Saved entries:

● ● ● ● ●

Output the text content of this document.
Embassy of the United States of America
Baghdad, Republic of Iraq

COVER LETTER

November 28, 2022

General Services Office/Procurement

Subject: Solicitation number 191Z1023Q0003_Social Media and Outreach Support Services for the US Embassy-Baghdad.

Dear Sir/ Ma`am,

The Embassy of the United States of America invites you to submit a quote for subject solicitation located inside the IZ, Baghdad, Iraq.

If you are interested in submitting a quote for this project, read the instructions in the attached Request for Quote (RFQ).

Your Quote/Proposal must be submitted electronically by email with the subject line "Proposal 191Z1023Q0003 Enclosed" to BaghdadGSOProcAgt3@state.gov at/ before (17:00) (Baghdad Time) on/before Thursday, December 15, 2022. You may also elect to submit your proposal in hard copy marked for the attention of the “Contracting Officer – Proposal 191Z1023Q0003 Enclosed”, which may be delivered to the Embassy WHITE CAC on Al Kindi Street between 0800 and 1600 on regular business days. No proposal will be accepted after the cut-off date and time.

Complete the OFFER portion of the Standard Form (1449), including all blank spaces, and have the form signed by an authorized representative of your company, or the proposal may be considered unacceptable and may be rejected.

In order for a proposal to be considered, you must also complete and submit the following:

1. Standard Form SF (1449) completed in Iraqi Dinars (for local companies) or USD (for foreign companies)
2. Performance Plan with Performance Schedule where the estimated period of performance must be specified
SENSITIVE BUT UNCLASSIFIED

● ● ● ● ●

WORK TO DO ▸ Write out the whole listing again. Match it word for word.

WRITTEN ANSWER ▸
Output the text content of this document.
Embassy of the United States of America
Baghdad, Republic of Iraq

COVER LETTER

November 28, 2022

General Services Office/Procurement

Subject: Solicitation number 191Z1023Q0003_Social Media and Outreach Support Services for the US Embassy-Baghdad.

Dear Sir/ Ma`am,

The Embassy of the United States of America invites you to submit a quote for subject solicitation located inside the IZ, Baghdad, Iraq.

If you are interested in submitting a quote for this project, read the instructions in the attached Request for Quote (RFQ).

Your Quote/Proposal must be submitted electronically by email with the subject line "Proposal 191Z1023Q0003 Enclosed" to BaghdadGSOProcAgt3@state.gov at/ before (17:00) (Baghdad Time) on/before Thursday, December 15, 2022. You may also elect to submit your proposal in hard copy marked for the attention of the “Contracting Officer – Proposal 191Z1023Q0003 Enclosed”, which may be delivered to the Embassy WHITE CAC on Al Kindi Street between 0800 and 1600 on regular business days. No proposal will be accepted after the cut-off date and time.

Complete the OFFER portion of the Standard Form (1449), including all blank spaces, and have the form signed by an authorized representative of your company, or the proposal may be considered unacceptable and may be rejected.

In order for a proposal to be considered, you must also complete and submit the following:

1. Standard Form SF (1449) completed in Iraqi Dinars (for local companies) or USD (for foreign companies)
2. Performance Plan with Performance Schedule where the estimated period of performance must be specified
SENSITIVE BUT UNCLASSIFIED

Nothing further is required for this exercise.